REQUEST
Put every one of the rows below into a numbered list, one per line, and leave out any blank lines.

/---

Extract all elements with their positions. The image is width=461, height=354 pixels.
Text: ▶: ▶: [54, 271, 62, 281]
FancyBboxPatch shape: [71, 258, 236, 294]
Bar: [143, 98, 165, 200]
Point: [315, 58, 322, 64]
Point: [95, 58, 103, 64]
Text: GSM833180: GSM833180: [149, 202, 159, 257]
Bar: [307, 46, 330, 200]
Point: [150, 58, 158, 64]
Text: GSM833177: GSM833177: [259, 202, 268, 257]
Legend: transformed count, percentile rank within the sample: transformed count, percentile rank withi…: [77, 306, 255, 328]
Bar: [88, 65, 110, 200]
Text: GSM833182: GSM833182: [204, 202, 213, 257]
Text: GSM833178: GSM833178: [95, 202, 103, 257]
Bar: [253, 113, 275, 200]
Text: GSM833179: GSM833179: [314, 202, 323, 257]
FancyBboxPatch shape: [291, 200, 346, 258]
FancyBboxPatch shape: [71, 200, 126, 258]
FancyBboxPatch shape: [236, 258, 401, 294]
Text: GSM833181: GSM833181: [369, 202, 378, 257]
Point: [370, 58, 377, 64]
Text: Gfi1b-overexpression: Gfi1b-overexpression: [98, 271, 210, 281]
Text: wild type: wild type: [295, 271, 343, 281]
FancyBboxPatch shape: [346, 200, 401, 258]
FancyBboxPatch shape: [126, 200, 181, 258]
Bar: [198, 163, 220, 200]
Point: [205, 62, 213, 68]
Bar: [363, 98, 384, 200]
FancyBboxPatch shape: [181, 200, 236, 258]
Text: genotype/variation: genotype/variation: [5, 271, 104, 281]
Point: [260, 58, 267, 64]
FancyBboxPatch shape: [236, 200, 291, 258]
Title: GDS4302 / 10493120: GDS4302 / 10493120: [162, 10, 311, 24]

\---

REPLY TO THE TASK
1. Extract all elements with their positions. The image is width=461, height=354 pixels.
2. Text: ▶: ▶: [54, 271, 62, 281]
3. FancyBboxPatch shape: [71, 258, 236, 294]
4. Bar: [143, 98, 165, 200]
5. Point: [315, 58, 322, 64]
6. Point: [95, 58, 103, 64]
7. Text: GSM833180: GSM833180: [149, 202, 159, 257]
8. Bar: [307, 46, 330, 200]
9. Point: [150, 58, 158, 64]
10. Text: GSM833177: GSM833177: [259, 202, 268, 257]
11. Legend: transformed count, percentile rank within the sample: transformed count, percentile rank withi…: [77, 306, 255, 328]
12. Bar: [88, 65, 110, 200]
13. Text: GSM833182: GSM833182: [204, 202, 213, 257]
14. Text: GSM833178: GSM833178: [95, 202, 103, 257]
15. Bar: [253, 113, 275, 200]
16. Text: GSM833179: GSM833179: [314, 202, 323, 257]
17. FancyBboxPatch shape: [291, 200, 346, 258]
18. FancyBboxPatch shape: [71, 200, 126, 258]
19. FancyBboxPatch shape: [236, 258, 401, 294]
20. Text: GSM833181: GSM833181: [369, 202, 378, 257]
21. Point: [370, 58, 377, 64]
22. Text: Gfi1b-overexpression: Gfi1b-overexpression: [98, 271, 210, 281]
23. Text: wild type: wild type: [295, 271, 343, 281]
24. FancyBboxPatch shape: [346, 200, 401, 258]
25. FancyBboxPatch shape: [126, 200, 181, 258]
26. Bar: [198, 163, 220, 200]
27. Point: [205, 62, 213, 68]
28. Bar: [363, 98, 384, 200]
29. FancyBboxPatch shape: [181, 200, 236, 258]
30. Text: genotype/variation: genotype/variation: [5, 271, 104, 281]
31. Point: [260, 58, 267, 64]
32. FancyBboxPatch shape: [236, 200, 291, 258]
33. Title: GDS4302 / 10493120: GDS4302 / 10493120: [162, 10, 311, 24]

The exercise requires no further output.